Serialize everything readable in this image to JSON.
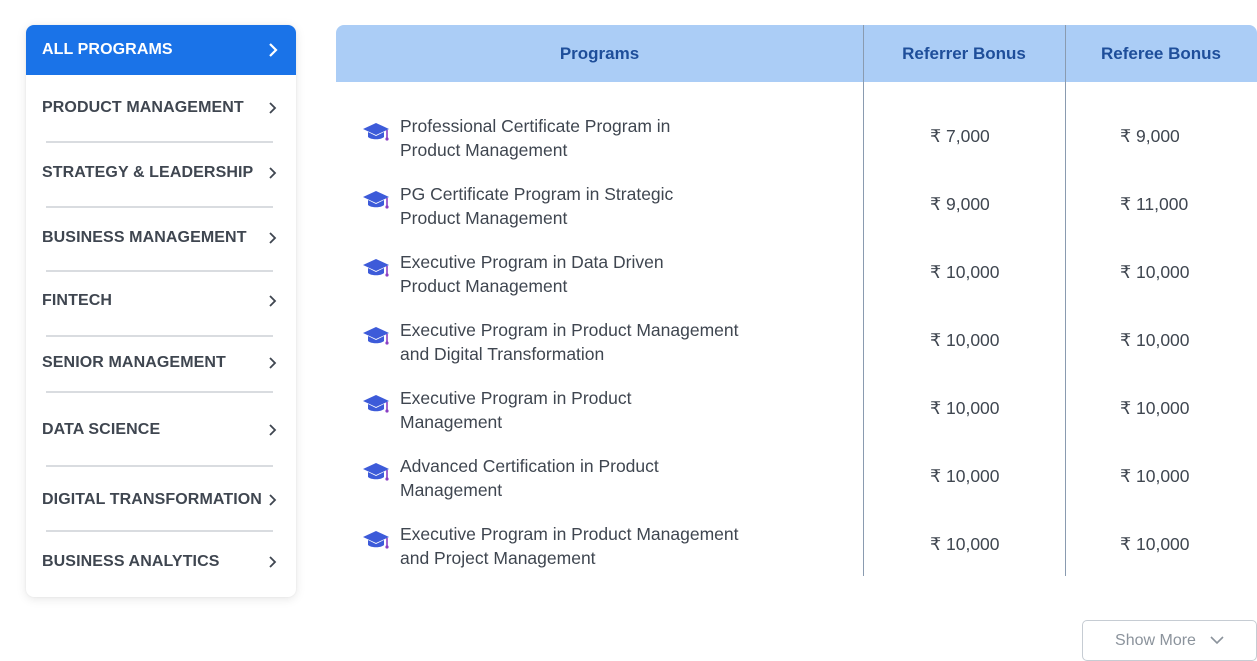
{
  "sidebar": {
    "items": [
      {
        "label": "ALL PROGRAMS",
        "active": true
      },
      {
        "label": "PRODUCT MANAGEMENT"
      },
      {
        "label": "STRATEGY & LEADERSHIP"
      },
      {
        "label": "BUSINESS MANAGEMENT"
      },
      {
        "label": "FINTECH"
      },
      {
        "label": "SENIOR MANAGEMENT"
      },
      {
        "label": "DATA SCIENCE"
      },
      {
        "label": "DIGITAL TRANSFORMATION"
      },
      {
        "label": "BUSINESS ANALYTICS"
      }
    ]
  },
  "table": {
    "headers": {
      "programs": "Programs",
      "referrer": "Referrer Bonus",
      "referee": "Referee Bonus"
    },
    "rows": [
      {
        "line1": "Professional Certificate Program in",
        "line2": "Product Management",
        "referrer": "₹ 7,000",
        "referee": "₹ 9,000"
      },
      {
        "line1": "PG Certificate Program in Strategic",
        "line2": "Product Management",
        "referrer": "₹ 9,000",
        "referee": "₹ 11,000"
      },
      {
        "line1": "Executive Program in Data Driven",
        "line2": "Product Management",
        "referrer": "₹ 10,000",
        "referee": "₹ 10,000"
      },
      {
        "line1": "Executive Program in Product Management",
        "line2": "and Digital Transformation",
        "referrer": "₹ 10,000",
        "referee": "₹ 10,000"
      },
      {
        "line1": "Executive Program in Product",
        "line2": "Management",
        "referrer": "₹ 10,000",
        "referee": "₹ 10,000"
      },
      {
        "line1": "Advanced Certification in Product",
        "line2": "Management",
        "referrer": "₹ 10,000",
        "referee": "₹ 10,000"
      },
      {
        "line1": "Executive Program in Product Management",
        "line2": "and Project Management",
        "referrer": "₹ 10,000",
        "referee": "₹ 10,000"
      }
    ]
  },
  "show_more": {
    "label": "Show More"
  },
  "icons": {
    "program": "graduation-cap-icon",
    "nav": "chevron-right-icon",
    "expand": "chevron-down-icon"
  },
  "colors": {
    "accent": "#1a73e8",
    "header_bg": "#abcdf6",
    "header_text": "#1e4e9a",
    "cap_icon": "#3d5bd9"
  }
}
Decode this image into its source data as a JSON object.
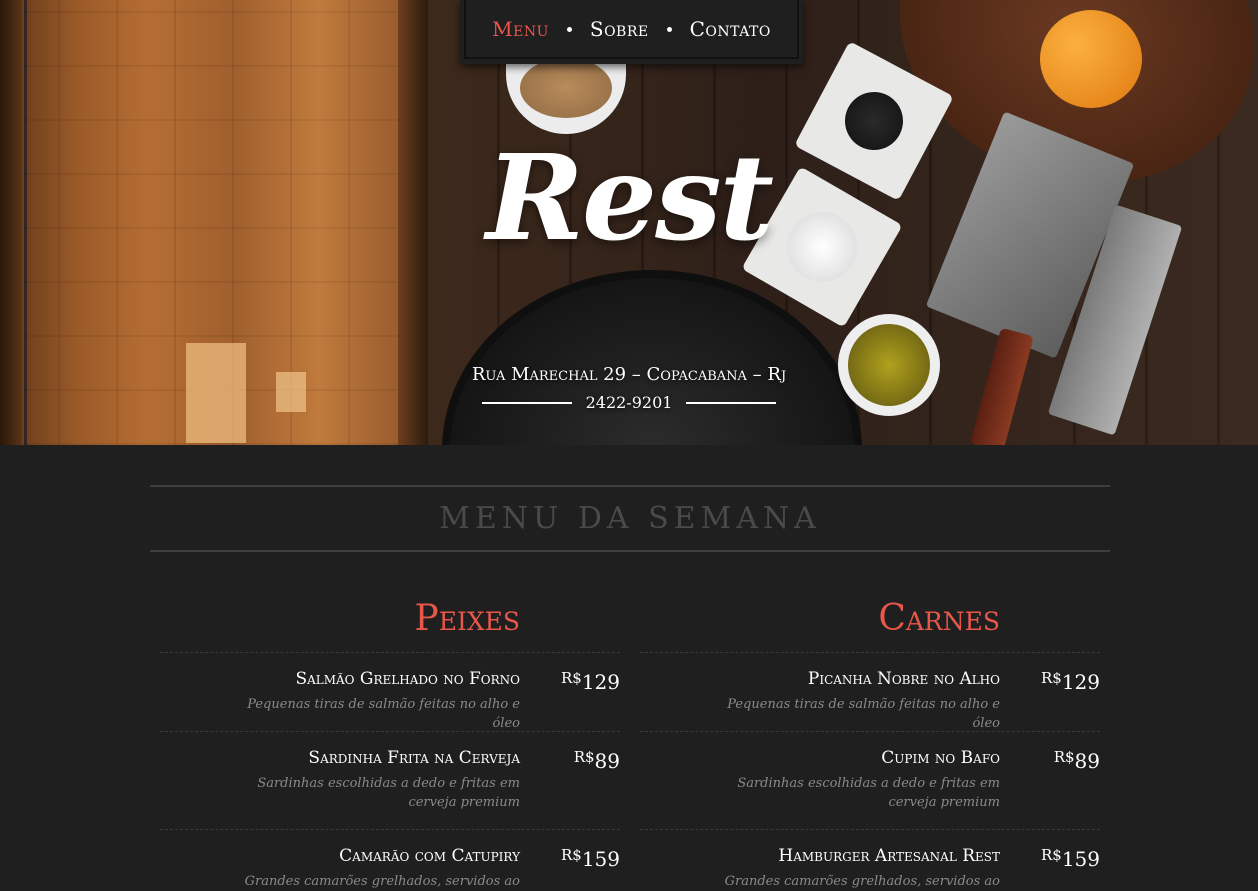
{
  "nav": {
    "items": [
      {
        "label": "Menu",
        "active": true
      },
      {
        "label": "Sobre",
        "active": false
      },
      {
        "label": "Contato",
        "active": false
      }
    ]
  },
  "hero": {
    "logo": "Rest",
    "address": "Rua Marechal 29 – Copacabana – Rj",
    "phone": "2422-9201"
  },
  "menu": {
    "title": "MENU DA SEMANA",
    "currency": "R$",
    "accent_color": "#e9564a",
    "columns": [
      {
        "title": "Peixes",
        "items": [
          {
            "name": "Salmão Grelhado no Forno",
            "desc": "Pequenas tiras de salmão feitas no alho e óleo",
            "price": "129"
          },
          {
            "name": "Sardinha Frita na Cerveja",
            "desc": "Sardinhas escolhidas a dedo e fritas em cerveja premium",
            "price": "89"
          },
          {
            "name": "Camarão com Catupiry",
            "desc": "Grandes camarões grelhados, servidos ao",
            "price": "159"
          }
        ]
      },
      {
        "title": "Carnes",
        "items": [
          {
            "name": "Picanha Nobre no Alho",
            "desc": "Pequenas tiras de salmão feitas no alho e óleo",
            "price": "129"
          },
          {
            "name": "Cupim no Bafo",
            "desc": "Sardinhas escolhidas a dedo e fritas em cerveja premium",
            "price": "89"
          },
          {
            "name": "Hamburger Artesanal Rest",
            "desc": "Grandes camarões grelhados, servidos ao",
            "price": "159"
          }
        ]
      }
    ]
  }
}
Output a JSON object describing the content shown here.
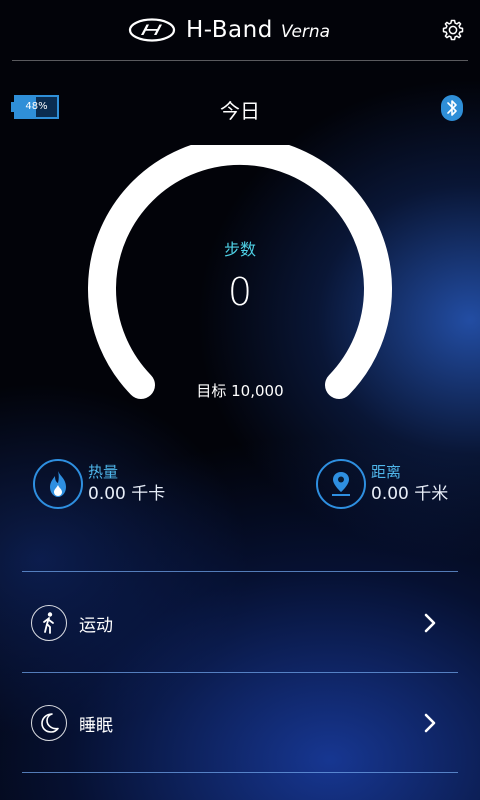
{
  "header": {
    "brand_name": "H-Band",
    "brand_sub": "Verna",
    "logo_icon": "hyundai-logo",
    "settings_icon": "gear-icon"
  },
  "status": {
    "battery_percent": "48%",
    "battery_level": 0.48,
    "bluetooth_icon": "bluetooth-icon",
    "day_label": "今日"
  },
  "steps": {
    "label": "步数",
    "value": "0",
    "goal": "目标 10,000"
  },
  "stats": {
    "calories": {
      "label": "热量",
      "value": "0.00 千卡",
      "icon": "flame-icon"
    },
    "distance": {
      "label": "距离",
      "value": "0.00 千米",
      "icon": "location-pin-icon"
    }
  },
  "menu": [
    {
      "label": "运动",
      "icon": "walking-person-icon"
    },
    {
      "label": "睡眠",
      "icon": "moon-icon"
    }
  ],
  "colors": {
    "accent": "#2e8fe0",
    "label_cyan": "#4fd1e6",
    "battery": "#2f8fd8",
    "gauge_arc": "#ffffff"
  }
}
· · · · ·
What is expected: Your answer should be a single number: the count of lines in the material above that contain "object".

Exercise answer: 2